**WRITTEN EXERCISE**
Below are the records. Gather each line that holds "name".

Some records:
::::

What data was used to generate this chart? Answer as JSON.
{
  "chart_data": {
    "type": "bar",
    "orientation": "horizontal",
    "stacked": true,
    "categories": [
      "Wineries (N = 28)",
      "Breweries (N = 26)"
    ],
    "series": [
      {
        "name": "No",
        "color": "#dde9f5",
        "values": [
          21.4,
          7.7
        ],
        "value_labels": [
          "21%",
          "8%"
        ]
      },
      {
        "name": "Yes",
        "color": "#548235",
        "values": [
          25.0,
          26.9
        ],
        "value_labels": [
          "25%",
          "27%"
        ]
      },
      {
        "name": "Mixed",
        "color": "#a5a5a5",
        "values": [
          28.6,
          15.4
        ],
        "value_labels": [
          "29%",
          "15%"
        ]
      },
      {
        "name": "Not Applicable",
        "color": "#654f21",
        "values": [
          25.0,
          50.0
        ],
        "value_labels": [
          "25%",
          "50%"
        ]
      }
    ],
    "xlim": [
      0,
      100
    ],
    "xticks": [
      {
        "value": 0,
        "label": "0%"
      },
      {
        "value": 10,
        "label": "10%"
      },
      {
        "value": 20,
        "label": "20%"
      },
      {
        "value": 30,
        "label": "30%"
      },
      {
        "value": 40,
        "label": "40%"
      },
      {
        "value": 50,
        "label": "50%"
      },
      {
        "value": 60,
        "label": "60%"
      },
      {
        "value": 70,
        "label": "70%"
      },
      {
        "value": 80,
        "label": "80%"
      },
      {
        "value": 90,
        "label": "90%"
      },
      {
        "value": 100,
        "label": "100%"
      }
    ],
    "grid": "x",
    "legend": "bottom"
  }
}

::::

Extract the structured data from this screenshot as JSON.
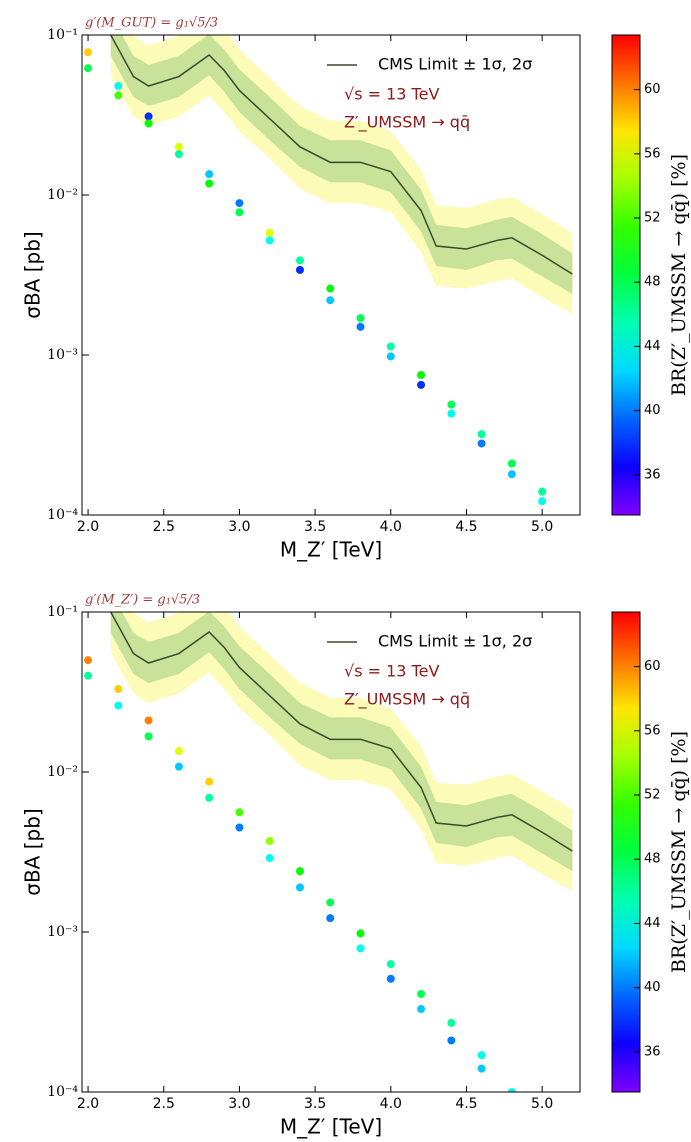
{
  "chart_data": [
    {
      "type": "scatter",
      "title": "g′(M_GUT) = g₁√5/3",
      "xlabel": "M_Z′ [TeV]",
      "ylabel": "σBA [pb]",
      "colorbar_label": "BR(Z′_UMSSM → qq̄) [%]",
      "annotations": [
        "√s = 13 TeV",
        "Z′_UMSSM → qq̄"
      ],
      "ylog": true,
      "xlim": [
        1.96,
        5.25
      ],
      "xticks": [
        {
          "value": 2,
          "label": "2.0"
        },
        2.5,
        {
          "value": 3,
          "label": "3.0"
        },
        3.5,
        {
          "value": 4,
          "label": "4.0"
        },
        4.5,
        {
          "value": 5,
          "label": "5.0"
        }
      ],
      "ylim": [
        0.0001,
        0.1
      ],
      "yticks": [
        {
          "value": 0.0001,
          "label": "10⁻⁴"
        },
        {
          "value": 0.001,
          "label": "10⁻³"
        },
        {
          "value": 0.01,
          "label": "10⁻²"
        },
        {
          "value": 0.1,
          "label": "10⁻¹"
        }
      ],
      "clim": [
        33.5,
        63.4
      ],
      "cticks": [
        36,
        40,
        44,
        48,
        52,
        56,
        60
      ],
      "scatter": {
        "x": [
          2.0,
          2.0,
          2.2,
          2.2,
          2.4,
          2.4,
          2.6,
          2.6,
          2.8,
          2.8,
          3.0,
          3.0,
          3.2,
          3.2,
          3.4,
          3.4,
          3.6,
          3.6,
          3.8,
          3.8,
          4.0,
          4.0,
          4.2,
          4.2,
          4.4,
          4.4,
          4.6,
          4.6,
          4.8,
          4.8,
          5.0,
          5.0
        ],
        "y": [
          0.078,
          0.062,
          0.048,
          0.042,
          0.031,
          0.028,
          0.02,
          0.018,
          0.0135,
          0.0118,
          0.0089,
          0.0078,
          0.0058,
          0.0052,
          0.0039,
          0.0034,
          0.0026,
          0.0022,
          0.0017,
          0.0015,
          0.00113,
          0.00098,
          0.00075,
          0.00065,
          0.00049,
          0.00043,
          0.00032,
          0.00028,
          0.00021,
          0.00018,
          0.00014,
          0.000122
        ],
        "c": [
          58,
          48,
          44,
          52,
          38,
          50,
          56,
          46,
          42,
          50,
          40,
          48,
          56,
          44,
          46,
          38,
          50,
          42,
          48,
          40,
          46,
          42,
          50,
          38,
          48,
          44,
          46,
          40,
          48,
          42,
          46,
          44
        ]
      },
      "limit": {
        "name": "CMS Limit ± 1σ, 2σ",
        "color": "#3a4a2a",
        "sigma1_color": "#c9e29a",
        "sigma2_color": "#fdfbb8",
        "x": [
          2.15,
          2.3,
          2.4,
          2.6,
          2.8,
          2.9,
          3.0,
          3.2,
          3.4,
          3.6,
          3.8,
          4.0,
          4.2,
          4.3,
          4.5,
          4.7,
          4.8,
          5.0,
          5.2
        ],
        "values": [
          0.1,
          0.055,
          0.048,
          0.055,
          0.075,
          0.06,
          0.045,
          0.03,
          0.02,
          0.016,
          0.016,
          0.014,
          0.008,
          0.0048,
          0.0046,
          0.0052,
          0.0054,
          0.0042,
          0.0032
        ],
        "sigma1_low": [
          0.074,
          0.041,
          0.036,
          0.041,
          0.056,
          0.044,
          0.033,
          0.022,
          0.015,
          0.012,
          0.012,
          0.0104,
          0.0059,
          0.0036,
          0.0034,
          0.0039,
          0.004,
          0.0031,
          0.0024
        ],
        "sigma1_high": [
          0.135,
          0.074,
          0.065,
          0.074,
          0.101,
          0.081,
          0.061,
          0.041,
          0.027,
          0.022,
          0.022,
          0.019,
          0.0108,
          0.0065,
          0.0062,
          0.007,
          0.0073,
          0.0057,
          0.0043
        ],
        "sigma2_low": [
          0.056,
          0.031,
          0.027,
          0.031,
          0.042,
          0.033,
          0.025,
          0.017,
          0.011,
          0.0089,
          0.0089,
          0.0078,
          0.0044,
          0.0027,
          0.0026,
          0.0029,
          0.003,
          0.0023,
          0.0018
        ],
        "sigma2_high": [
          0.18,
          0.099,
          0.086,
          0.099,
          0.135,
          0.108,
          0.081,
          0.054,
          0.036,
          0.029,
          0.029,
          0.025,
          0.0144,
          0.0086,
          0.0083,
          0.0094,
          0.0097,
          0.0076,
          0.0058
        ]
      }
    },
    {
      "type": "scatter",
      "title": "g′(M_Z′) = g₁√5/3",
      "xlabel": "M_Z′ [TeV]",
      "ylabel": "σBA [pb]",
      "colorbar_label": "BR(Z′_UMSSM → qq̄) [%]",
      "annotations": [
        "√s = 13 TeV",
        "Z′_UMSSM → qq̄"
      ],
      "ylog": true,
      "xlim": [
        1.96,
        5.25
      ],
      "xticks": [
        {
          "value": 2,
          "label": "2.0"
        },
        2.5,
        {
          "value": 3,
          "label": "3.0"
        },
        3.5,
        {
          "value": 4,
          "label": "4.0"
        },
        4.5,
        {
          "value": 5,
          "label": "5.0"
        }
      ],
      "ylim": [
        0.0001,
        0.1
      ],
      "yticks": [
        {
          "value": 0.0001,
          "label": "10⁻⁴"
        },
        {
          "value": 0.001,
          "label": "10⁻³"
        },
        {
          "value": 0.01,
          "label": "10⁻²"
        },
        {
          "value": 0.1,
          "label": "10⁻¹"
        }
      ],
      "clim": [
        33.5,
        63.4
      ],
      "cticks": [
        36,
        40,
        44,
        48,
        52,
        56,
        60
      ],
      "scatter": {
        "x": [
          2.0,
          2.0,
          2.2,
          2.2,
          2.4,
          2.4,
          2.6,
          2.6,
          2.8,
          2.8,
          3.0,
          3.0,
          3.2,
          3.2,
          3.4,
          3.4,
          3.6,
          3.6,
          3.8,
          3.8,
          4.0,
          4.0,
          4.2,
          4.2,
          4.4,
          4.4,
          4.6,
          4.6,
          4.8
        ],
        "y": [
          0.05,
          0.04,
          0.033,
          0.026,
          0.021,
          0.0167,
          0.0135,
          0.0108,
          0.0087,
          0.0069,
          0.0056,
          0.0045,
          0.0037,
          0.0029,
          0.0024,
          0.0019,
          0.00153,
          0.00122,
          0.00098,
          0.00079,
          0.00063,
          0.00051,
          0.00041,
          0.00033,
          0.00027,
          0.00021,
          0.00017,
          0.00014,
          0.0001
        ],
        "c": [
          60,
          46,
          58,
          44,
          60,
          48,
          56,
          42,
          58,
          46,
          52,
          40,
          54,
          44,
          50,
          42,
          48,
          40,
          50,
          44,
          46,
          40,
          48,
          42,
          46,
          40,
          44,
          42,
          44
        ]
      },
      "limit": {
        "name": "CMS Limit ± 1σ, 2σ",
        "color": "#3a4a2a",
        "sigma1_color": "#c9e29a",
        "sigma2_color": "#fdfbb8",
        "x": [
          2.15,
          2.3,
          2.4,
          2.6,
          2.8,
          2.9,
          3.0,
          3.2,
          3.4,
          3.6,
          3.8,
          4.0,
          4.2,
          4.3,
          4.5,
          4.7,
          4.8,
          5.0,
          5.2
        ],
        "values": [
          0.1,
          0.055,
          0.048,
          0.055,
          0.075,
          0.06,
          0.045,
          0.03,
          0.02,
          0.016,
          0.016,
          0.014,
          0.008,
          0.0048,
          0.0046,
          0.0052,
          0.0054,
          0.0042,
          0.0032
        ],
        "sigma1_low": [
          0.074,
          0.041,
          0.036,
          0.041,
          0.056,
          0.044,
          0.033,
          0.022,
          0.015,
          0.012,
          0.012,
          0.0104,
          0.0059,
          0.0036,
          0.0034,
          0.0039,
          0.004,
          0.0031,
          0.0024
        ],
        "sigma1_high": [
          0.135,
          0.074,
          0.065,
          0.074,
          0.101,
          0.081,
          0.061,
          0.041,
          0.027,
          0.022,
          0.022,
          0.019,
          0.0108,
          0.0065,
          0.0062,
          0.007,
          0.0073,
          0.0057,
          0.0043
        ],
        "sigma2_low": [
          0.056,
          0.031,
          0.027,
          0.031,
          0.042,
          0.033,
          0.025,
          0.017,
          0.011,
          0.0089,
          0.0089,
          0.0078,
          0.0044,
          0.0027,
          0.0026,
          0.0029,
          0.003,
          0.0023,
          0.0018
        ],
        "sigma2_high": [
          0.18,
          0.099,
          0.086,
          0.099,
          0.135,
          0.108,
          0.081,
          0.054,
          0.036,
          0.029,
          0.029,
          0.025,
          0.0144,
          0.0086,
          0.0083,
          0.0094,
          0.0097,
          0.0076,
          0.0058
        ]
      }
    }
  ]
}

::::

**SOLVED PROBLEM**
        "name": "No",
        "name": "Yes",
        "name": "Mixed",
        "name": "Not Applicable",
        "name": "CMS Limit ± 1σ, 2σ",
        "name": "CMS Limit ± 1σ, 2σ",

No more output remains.